**Work required:**
Copy out every line that contains "размышления".

* begin *

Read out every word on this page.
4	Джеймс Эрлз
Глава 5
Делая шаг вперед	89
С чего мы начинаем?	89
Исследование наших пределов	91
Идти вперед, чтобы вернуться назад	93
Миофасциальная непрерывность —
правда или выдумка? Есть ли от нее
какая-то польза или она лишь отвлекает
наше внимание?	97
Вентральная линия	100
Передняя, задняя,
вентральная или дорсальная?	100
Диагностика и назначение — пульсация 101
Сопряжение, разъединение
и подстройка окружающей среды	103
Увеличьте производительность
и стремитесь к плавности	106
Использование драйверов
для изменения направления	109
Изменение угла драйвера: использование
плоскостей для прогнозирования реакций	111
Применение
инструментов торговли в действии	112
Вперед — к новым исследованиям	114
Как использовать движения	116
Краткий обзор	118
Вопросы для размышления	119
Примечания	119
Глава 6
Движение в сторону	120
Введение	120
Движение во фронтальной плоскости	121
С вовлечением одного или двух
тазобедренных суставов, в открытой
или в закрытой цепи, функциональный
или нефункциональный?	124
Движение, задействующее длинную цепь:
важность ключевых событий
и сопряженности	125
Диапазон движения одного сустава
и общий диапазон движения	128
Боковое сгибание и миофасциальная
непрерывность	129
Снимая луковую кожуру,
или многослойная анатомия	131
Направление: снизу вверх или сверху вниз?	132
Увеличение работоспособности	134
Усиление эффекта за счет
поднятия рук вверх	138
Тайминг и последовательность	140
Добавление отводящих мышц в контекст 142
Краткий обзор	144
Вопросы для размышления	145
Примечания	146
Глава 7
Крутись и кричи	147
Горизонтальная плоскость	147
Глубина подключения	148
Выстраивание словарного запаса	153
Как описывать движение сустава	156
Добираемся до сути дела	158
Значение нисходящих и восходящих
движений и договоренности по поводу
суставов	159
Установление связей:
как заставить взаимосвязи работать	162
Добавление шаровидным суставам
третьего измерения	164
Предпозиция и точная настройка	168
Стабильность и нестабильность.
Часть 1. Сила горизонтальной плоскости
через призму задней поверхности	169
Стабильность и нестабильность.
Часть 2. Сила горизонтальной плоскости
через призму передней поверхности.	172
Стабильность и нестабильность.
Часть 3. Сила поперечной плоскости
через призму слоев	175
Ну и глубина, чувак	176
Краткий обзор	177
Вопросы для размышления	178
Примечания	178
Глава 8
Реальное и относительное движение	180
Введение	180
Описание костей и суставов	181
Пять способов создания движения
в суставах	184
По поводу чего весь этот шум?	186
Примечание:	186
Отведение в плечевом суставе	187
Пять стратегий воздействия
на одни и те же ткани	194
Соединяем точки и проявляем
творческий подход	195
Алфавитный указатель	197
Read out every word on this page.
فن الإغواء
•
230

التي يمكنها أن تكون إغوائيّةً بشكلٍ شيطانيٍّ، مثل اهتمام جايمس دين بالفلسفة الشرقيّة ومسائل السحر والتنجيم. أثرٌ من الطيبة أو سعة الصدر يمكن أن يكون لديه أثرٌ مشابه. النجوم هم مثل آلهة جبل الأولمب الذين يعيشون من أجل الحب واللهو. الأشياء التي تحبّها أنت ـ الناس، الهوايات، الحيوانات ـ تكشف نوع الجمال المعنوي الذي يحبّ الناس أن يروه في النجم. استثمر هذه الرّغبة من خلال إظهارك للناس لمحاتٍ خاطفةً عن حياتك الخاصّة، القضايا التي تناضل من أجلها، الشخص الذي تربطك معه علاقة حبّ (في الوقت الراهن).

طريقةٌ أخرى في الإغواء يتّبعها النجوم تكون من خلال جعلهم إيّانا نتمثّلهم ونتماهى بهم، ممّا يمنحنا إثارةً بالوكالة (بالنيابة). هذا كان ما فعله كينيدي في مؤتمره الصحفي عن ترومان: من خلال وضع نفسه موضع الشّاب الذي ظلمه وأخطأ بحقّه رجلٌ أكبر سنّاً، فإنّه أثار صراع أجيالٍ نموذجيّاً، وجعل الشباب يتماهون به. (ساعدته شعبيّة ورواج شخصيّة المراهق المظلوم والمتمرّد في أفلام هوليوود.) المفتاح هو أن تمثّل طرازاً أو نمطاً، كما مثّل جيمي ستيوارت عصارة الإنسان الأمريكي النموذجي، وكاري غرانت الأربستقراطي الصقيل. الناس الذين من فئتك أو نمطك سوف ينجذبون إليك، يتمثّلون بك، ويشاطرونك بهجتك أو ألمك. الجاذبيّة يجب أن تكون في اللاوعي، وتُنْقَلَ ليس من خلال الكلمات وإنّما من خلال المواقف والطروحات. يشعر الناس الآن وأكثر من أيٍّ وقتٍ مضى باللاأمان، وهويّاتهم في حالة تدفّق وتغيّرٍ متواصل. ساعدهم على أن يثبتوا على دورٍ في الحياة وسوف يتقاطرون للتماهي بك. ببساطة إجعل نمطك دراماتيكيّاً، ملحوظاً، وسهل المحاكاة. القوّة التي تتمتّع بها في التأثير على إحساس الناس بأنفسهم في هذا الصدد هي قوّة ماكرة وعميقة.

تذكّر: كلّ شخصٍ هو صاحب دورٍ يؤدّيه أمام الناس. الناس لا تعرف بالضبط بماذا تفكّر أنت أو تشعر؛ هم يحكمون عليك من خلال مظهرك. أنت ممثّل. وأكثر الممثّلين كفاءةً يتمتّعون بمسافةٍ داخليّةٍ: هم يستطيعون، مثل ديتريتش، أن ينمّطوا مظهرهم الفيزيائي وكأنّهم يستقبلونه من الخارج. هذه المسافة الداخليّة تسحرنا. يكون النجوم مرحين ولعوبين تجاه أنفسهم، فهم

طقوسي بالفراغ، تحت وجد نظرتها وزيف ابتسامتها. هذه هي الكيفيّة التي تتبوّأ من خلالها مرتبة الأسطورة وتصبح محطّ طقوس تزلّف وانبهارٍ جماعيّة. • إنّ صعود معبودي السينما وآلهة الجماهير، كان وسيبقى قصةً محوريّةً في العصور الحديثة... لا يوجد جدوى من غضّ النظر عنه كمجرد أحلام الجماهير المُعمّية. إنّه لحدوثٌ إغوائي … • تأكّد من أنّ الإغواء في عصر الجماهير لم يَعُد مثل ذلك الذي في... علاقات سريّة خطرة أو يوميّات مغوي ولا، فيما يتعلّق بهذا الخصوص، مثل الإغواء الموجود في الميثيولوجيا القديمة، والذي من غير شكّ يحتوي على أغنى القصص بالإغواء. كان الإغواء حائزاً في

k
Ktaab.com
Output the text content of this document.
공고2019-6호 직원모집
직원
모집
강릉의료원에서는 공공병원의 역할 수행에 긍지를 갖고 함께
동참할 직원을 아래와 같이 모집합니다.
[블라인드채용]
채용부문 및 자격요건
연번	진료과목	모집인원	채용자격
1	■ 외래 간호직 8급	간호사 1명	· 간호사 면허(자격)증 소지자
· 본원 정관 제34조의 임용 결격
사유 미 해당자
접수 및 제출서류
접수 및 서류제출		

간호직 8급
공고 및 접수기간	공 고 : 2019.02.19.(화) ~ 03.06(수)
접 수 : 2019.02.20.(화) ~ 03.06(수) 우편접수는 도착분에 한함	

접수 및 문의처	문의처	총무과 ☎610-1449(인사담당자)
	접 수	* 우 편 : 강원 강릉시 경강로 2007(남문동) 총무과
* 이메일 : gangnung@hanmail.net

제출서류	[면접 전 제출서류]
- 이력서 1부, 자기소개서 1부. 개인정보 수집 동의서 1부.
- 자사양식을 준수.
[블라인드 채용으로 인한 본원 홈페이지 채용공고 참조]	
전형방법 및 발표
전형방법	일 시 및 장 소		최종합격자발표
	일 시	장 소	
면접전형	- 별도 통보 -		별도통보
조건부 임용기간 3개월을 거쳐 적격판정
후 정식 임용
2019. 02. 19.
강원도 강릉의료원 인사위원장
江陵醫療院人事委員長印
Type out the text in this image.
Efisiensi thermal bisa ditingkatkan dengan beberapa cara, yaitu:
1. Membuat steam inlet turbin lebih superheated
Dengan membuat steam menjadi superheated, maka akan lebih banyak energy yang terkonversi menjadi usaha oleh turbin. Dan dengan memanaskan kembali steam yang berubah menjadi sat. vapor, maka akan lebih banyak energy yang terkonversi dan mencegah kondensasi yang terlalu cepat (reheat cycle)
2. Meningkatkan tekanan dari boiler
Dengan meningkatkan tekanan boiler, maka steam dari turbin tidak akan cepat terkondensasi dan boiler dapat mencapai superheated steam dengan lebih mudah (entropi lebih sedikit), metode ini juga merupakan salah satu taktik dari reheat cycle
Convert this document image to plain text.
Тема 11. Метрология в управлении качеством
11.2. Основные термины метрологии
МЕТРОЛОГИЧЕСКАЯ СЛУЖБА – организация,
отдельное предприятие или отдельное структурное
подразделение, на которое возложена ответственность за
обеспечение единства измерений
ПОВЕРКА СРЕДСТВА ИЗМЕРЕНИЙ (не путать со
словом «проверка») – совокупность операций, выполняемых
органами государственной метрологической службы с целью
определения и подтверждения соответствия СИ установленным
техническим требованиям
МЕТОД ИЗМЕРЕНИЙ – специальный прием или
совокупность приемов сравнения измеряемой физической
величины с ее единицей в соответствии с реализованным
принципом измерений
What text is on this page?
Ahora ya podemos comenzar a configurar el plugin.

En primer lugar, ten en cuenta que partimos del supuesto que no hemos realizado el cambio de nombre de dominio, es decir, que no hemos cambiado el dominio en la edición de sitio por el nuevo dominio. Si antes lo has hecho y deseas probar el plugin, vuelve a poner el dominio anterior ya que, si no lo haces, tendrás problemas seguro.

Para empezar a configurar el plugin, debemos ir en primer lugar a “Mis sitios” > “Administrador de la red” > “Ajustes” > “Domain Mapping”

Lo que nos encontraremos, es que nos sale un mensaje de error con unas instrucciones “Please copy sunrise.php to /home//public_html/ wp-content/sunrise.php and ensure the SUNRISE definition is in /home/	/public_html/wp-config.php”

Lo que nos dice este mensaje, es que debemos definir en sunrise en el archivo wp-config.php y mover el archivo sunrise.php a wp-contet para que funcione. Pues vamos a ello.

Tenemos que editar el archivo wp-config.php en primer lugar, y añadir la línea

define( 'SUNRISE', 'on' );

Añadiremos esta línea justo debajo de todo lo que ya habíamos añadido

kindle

* end *

**Correct answer:**
Вопросы для размышления	119
Вопросы для размышления	145
Вопросы для размышления	178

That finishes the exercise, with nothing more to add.